Stated exercise. Rename every "legend-label" in these lines to "legend-entry" and leave everything else as it is.

[Element region listings]
══════════════════════════════

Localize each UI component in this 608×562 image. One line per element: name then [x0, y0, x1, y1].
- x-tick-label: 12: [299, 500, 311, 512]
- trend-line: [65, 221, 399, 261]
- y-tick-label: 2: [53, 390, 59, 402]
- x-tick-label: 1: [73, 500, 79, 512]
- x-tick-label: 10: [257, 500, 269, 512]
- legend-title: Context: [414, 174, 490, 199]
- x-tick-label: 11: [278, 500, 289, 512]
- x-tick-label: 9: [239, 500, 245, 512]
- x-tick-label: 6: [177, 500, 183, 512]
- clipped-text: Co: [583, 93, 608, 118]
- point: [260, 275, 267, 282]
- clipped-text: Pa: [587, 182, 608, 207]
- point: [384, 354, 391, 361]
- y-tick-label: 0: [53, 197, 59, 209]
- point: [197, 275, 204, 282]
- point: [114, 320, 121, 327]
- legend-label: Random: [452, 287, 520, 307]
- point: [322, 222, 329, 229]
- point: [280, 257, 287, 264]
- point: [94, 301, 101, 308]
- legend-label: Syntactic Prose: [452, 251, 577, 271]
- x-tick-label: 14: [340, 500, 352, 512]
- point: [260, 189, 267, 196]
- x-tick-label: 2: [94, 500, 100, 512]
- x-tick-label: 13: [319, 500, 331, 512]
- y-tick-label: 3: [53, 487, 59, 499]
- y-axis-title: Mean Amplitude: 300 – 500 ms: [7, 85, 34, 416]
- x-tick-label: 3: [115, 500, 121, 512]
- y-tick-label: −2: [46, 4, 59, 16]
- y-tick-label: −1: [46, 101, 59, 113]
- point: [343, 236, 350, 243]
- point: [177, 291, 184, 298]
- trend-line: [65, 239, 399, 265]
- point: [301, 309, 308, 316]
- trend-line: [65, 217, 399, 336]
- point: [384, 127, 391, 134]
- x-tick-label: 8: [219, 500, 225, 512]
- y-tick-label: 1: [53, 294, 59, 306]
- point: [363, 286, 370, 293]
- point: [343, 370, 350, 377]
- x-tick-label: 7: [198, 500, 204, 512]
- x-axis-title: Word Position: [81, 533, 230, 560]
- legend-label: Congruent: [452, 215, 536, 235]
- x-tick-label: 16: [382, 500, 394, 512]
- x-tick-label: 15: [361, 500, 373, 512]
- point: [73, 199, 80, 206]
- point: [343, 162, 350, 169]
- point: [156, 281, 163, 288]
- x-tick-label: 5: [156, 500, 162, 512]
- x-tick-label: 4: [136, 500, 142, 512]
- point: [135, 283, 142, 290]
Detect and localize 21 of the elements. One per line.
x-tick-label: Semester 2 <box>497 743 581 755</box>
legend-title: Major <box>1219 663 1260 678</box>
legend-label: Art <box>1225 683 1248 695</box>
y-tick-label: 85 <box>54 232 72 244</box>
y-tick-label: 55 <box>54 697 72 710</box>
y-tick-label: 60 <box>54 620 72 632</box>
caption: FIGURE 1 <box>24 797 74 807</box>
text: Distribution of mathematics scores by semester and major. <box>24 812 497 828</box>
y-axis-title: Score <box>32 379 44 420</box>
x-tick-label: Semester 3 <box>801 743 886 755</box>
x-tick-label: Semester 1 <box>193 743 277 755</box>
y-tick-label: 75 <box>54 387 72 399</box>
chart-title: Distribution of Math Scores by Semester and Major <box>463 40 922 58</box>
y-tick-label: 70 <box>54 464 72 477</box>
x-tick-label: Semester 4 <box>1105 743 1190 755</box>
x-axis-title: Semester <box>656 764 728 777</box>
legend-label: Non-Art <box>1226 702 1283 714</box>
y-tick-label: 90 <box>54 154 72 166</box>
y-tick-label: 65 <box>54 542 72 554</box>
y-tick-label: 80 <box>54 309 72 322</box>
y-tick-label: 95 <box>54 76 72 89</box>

══════════════════════════════

Result of the exercise.
Localize each UI component in this 608×562 image. One line per element: name then [x0, y0, x1, y1].
- x-tick-label: 12: [299, 500, 311, 512]
- trend-line: [65, 221, 399, 261]
- y-tick-label: 2: [53, 390, 59, 402]
- x-tick-label: 1: [73, 500, 79, 512]
- x-tick-label: 10: [257, 500, 269, 512]
- legend-title: Context: [414, 174, 490, 199]
- x-tick-label: 11: [278, 500, 289, 512]
- x-tick-label: 9: [239, 500, 245, 512]
- x-tick-label: 6: [177, 500, 183, 512]
- clipped-text: Co: [583, 93, 608, 118]
- point: [260, 275, 267, 282]
- clipped-text: Pa: [587, 182, 608, 207]
- point: [384, 354, 391, 361]
- y-tick-label: 0: [53, 197, 59, 209]
- point: [197, 275, 204, 282]
- point: [114, 320, 121, 327]
- legend-entry: Random: [452, 287, 520, 307]
- point: [322, 222, 329, 229]
- point: [280, 257, 287, 264]
- point: [94, 301, 101, 308]
- legend-entry: Syntactic Prose: [452, 251, 577, 271]
- x-tick-label: 14: [340, 500, 352, 512]
- point: [260, 189, 267, 196]
- x-tick-label: 2: [94, 500, 100, 512]
- x-tick-label: 13: [319, 500, 331, 512]
- y-tick-label: 3: [53, 487, 59, 499]
- y-axis-title: Mean Amplitude: 300 – 500 ms: [7, 85, 34, 416]
- x-tick-label: 3: [115, 500, 121, 512]
- y-tick-label: −2: [46, 4, 59, 16]
- y-tick-label: −1: [46, 101, 59, 113]
- point: [343, 236, 350, 243]
- point: [177, 291, 184, 298]
- trend-line: [65, 239, 399, 265]
- point: [301, 309, 308, 316]
- trend-line: [65, 217, 399, 336]
- point: [384, 127, 391, 134]
- x-tick-label: 8: [219, 500, 225, 512]
- y-tick-label: 1: [53, 294, 59, 306]
- point: [363, 286, 370, 293]
- point: [343, 370, 350, 377]
- x-tick-label: 7: [198, 500, 204, 512]
- x-axis-title: Word Position: [81, 533, 230, 560]
- legend-entry: Congruent: [452, 215, 536, 235]
- x-tick-label: 16: [382, 500, 394, 512]
- x-tick-label: 15: [361, 500, 373, 512]
- point: [73, 199, 80, 206]
- point: [343, 162, 350, 169]
- point: [156, 281, 163, 288]
- x-tick-label: 5: [156, 500, 162, 512]
- x-tick-label: 4: [136, 500, 142, 512]
- point: [135, 283, 142, 290]
Detect and localize 21 of the elements. One per line.
x-tick-label: Semester 2 <box>497 743 581 755</box>
legend-title: Major <box>1219 663 1260 678</box>
legend-entry: Art <box>1225 683 1248 695</box>
y-tick-label: 85 <box>54 232 72 244</box>
y-tick-label: 55 <box>54 697 72 710</box>
y-tick-label: 60 <box>54 620 72 632</box>
caption: FIGURE 1 <box>24 797 74 807</box>
text: Distribution of mathematics scores by semester and major. <box>24 812 497 828</box>
y-axis-title: Score <box>32 379 44 420</box>
x-tick-label: Semester 3 <box>801 743 886 755</box>
x-tick-label: Semester 1 <box>193 743 277 755</box>
y-tick-label: 75 <box>54 387 72 399</box>
chart-title: Distribution of Math Scores by Semester and Major <box>463 40 922 58</box>
y-tick-label: 70 <box>54 464 72 477</box>
x-tick-label: Semester 4 <box>1105 743 1190 755</box>
x-axis-title: Semester <box>656 764 728 777</box>
legend-entry: Non-Art <box>1226 702 1283 714</box>
y-tick-label: 90 <box>54 154 72 166</box>
y-tick-label: 65 <box>54 542 72 554</box>
y-tick-label: 80 <box>54 309 72 322</box>
y-tick-label: 95 <box>54 76 72 89</box>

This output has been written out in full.